**Dataset**
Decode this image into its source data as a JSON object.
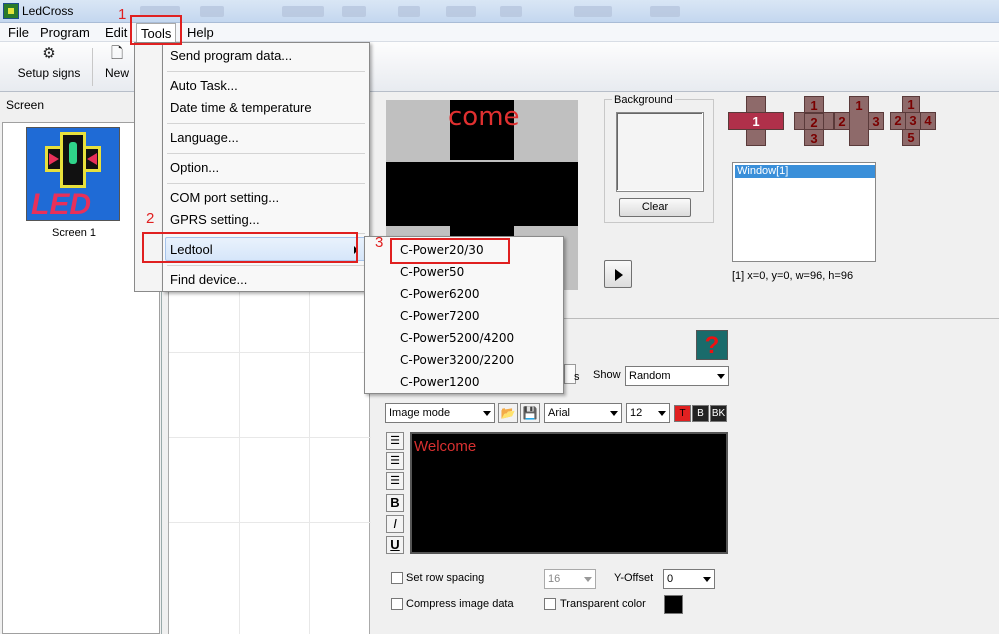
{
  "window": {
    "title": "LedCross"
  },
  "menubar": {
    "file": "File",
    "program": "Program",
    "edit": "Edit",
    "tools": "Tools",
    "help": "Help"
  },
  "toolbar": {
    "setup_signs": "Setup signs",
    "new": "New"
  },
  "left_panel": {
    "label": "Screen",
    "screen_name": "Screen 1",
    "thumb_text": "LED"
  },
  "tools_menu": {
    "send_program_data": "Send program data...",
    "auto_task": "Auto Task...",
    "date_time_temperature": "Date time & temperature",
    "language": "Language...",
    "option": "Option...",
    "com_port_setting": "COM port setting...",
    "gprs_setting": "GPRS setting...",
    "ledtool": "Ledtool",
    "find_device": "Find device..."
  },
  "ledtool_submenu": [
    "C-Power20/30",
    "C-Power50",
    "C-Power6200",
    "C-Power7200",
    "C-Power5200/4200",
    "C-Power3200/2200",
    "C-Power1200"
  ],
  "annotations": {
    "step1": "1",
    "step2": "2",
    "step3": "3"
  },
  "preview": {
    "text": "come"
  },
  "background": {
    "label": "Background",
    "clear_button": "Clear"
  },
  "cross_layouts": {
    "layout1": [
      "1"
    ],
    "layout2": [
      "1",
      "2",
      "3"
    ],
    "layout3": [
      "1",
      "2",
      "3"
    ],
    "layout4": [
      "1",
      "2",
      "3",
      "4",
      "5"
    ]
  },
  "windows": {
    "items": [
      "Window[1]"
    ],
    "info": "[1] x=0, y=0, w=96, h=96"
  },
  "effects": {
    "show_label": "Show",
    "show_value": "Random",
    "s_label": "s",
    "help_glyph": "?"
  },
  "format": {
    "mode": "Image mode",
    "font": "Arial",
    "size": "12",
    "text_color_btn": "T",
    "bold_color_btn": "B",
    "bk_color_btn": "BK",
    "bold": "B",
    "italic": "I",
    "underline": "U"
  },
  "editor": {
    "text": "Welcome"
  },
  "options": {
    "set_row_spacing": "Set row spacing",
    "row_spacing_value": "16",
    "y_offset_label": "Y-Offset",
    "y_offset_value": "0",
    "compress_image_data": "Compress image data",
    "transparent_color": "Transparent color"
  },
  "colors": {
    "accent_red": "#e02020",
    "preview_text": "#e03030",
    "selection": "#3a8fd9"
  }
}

--

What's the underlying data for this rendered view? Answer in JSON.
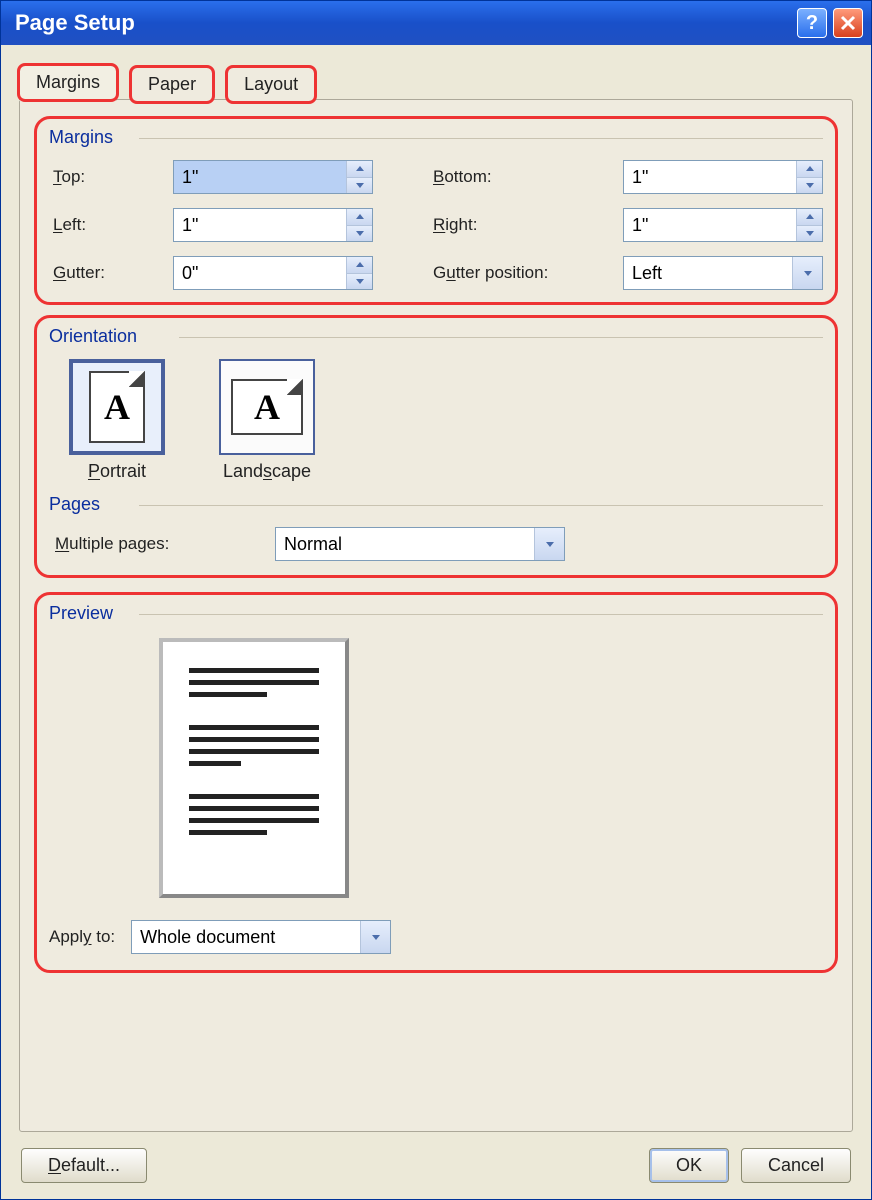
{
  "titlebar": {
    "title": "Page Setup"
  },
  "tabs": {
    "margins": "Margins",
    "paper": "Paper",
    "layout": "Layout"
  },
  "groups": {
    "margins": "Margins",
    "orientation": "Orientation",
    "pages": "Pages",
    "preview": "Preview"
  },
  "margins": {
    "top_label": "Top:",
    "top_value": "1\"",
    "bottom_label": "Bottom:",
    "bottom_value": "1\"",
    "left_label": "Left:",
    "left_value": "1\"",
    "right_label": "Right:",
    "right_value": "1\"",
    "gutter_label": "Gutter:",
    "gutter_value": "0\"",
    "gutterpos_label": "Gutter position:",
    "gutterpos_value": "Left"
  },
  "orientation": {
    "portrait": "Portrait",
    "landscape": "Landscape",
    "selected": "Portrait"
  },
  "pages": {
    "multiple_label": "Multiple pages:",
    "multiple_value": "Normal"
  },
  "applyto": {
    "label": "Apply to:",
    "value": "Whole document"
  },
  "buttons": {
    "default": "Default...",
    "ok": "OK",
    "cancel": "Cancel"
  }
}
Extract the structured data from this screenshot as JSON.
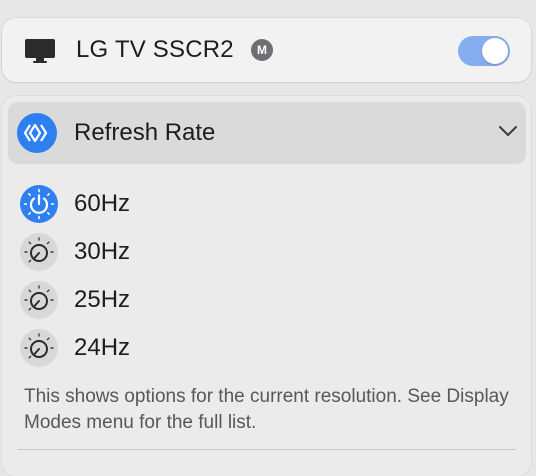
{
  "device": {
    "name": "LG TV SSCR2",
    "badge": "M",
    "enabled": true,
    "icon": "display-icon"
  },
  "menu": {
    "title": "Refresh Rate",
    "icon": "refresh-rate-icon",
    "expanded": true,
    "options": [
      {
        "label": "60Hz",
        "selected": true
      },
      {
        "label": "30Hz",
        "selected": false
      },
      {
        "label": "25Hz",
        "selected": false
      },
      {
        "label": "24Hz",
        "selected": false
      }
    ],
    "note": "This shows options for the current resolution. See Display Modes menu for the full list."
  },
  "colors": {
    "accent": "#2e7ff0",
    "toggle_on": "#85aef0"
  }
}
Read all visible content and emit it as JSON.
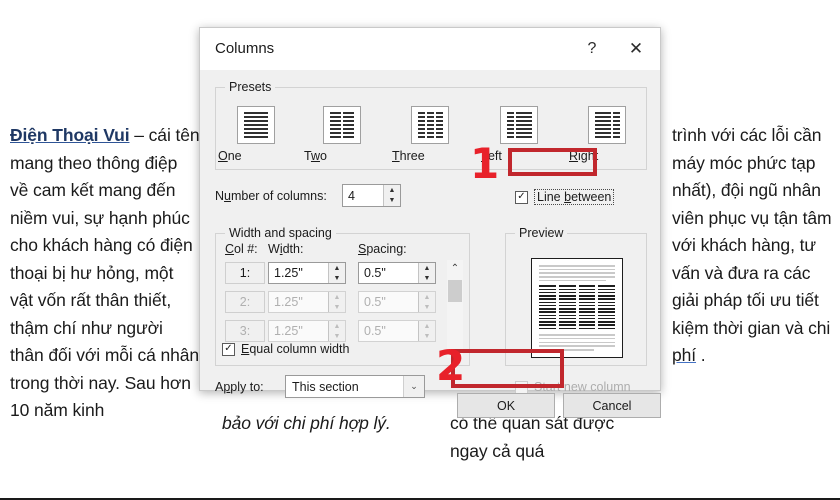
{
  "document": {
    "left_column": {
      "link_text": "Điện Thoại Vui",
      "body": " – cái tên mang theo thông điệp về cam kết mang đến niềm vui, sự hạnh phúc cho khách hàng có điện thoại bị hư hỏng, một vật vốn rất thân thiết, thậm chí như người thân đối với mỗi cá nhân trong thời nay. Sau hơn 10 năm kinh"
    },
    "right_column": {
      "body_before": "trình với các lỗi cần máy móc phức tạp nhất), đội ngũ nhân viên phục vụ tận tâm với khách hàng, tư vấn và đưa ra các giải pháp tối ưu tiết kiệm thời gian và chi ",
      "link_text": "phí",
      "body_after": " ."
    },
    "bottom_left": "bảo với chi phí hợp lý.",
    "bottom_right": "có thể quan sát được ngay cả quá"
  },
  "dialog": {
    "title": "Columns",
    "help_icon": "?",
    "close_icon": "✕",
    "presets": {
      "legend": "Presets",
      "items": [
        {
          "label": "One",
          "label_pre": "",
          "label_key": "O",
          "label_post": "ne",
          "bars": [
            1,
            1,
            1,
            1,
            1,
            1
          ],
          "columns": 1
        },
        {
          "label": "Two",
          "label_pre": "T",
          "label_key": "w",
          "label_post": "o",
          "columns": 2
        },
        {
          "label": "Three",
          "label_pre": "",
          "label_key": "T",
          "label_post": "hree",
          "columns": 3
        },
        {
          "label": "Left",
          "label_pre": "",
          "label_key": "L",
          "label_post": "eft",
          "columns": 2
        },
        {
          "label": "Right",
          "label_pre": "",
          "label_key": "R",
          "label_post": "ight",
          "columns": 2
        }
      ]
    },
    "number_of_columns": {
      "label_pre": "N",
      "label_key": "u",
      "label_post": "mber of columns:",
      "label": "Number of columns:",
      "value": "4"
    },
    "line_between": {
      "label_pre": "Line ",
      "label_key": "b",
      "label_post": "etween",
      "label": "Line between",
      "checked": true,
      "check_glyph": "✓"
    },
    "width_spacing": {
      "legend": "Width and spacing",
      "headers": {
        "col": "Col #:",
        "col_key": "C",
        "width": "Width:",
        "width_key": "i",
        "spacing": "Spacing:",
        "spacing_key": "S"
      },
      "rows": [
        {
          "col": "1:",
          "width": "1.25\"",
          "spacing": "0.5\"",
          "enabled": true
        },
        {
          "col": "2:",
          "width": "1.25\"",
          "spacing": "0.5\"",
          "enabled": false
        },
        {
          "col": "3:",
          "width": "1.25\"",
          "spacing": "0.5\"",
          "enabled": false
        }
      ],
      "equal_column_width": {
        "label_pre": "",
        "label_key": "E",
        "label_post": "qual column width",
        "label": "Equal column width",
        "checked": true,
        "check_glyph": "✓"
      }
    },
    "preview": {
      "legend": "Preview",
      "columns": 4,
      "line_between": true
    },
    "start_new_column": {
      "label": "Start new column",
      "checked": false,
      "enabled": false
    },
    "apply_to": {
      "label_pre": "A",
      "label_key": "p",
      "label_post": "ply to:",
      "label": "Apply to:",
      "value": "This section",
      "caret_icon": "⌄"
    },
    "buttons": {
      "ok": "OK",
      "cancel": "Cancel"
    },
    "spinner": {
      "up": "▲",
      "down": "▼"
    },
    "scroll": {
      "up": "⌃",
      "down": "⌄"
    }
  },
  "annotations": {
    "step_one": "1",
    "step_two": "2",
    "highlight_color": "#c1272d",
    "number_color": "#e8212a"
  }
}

--

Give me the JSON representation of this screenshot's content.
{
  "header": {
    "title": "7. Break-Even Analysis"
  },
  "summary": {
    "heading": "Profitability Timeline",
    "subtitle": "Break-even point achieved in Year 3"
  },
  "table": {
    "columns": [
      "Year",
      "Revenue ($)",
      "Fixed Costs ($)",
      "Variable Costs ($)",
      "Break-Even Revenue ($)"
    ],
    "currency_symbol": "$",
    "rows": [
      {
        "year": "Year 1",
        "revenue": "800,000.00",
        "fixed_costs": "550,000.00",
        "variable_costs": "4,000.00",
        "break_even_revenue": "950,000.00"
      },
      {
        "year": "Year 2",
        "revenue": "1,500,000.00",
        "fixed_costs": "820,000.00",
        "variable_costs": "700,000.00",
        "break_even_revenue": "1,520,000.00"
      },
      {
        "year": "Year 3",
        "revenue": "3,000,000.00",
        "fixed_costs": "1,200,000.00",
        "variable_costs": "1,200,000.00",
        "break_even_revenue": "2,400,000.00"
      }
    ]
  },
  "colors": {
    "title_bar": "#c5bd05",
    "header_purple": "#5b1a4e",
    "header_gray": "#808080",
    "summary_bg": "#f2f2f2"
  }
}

**Stated exercise**
Count the lines above in which the word "checked" appears, then state only that count.

**Final answer**
3